-- Prompt A --
Name every person mentioned by name in the excerpt on the Wallowa-Whitman travel management plan.
-- Prompt B --
In the excerpt on the Wallowa-Whitman travel management plan, reproduce the passage from "The vehicle ban" to "effect this year." word for word.

-- Extracted text --
>> START

And this impediment was thrown up by the very forest official who unveiled the plan March 15.

Wallowa-Whitman Supervisor Monica Schwalbach announced Tuesday, by way of a letter, that she was withdrawing her decision on the widely unpopular Travel Management Plan (TMP).

The vehicle ban was scheduled to take effect in June, when the forest makes available to the public free maps showing which roads and trails are open to motor vehicles.

“The forest needs to develop a travel management plan for public motorized recreation, but I want to be sure the various options for moving forward are considered in a constructive manner,” Schwalbach wrote. “I believe that by taking the  time now to allow for further dialogue and consideration regarding the concerns that have been raised, we will develop a better outcome in the long run."

Schwalbach did not say when she intends to announce a revised decision.

Matt Burks, a spokesman for the Wallowa-Whitman, said he doesn’t expect that any road closures will take effect this year.

Most forest roads are blocked by snow during the winter, and the TMP doesn’t apply to snowmobiles, so the plan’s effect is mainly limited to late spring through the fall.

Mike Ragsdale of Baker City, who helped organize a protest march against the TMP Saturday, said this morning that he’s “ecstatic” about Schwalbach’s decision to delay the plan.

“The fight isn’t over, it’s just been postponed,” Ragsdale said. “Ultimately we look at it as a gift. Whatever they come back with will be better than what we have.”

>> END

-- Extracted material --
>> START

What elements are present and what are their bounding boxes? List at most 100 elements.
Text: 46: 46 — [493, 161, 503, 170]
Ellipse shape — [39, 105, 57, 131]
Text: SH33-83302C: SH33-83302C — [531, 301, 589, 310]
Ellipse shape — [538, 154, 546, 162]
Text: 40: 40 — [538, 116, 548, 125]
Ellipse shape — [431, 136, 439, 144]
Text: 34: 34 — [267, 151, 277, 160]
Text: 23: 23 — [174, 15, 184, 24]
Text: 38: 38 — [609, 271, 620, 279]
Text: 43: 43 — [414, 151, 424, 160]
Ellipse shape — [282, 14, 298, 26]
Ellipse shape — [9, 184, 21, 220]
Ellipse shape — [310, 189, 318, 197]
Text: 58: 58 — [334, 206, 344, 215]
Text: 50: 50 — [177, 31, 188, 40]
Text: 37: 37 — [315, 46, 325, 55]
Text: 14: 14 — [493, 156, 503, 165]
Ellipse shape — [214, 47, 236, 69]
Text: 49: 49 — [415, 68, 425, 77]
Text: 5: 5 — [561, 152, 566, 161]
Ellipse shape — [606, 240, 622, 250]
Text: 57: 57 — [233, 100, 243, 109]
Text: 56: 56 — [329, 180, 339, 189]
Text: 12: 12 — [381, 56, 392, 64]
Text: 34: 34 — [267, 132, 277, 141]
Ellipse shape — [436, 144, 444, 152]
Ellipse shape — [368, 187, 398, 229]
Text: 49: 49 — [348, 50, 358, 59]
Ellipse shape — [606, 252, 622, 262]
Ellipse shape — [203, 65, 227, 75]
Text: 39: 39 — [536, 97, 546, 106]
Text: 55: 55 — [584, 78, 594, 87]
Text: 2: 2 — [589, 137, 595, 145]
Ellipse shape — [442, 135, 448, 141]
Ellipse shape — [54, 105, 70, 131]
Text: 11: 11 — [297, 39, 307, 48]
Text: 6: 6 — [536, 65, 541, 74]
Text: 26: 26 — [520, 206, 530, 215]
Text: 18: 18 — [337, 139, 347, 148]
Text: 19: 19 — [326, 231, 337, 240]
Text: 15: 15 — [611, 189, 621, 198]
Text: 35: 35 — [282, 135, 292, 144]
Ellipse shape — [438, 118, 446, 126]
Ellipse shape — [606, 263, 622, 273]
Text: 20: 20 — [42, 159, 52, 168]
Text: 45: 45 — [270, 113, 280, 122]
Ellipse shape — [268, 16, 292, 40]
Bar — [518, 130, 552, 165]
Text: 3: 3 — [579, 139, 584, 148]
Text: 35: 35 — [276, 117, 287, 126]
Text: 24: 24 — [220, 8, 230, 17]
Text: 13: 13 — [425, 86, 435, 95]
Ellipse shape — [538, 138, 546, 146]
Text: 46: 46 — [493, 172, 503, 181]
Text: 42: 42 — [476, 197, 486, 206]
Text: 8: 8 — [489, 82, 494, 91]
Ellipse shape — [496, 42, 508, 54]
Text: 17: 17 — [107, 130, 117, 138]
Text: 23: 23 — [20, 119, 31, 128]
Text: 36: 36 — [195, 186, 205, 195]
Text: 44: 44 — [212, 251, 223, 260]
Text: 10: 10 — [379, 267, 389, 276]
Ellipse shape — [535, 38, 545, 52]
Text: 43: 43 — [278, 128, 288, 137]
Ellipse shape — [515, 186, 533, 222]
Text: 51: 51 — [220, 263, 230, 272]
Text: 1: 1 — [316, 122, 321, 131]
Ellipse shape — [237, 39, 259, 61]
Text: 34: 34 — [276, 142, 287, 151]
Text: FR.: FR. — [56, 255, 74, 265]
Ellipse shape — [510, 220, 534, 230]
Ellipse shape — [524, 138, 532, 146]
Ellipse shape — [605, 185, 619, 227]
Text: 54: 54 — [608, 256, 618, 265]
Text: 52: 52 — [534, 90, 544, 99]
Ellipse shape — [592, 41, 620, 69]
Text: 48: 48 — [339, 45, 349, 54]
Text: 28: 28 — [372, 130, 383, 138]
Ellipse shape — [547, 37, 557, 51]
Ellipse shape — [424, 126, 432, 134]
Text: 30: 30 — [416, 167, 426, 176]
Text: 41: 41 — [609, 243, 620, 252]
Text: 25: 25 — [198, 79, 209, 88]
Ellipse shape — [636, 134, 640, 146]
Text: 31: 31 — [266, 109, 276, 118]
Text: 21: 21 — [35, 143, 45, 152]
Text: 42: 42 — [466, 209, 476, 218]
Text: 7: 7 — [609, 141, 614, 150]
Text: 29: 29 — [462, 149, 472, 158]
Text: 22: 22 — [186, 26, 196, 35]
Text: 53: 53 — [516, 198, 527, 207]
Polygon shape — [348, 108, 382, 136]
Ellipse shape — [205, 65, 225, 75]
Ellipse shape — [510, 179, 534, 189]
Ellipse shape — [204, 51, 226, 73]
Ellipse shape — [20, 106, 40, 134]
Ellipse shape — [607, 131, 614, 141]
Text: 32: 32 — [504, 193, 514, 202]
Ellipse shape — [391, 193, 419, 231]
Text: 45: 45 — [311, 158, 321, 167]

>> END

-- Complete response A --
Monica Schwalbach, Matt Burks, Mike Ragsdale

-- Complete response B --
The vehicle ban was scheduled to take effect in June, when the forest makes available to the public free maps showing which roads and trails are open to motor vehicles.

“The forest needs to develop a travel management plan for public motorized recreation, but I want to be sure the various options for moving forward are considered in a constructive manner,” Schwalbach wrote. “I believe that by taking the  time now to allow for further dialogue and consideration regarding the concerns that have been raised, we will develop a better outcome in the long run."

Schwalbach did not say when she intends to announce a revised decision.

Matt Burks, a spokesman for the Wallowa-Whitman, said he doesn’t expect that any road closures will take effect this year.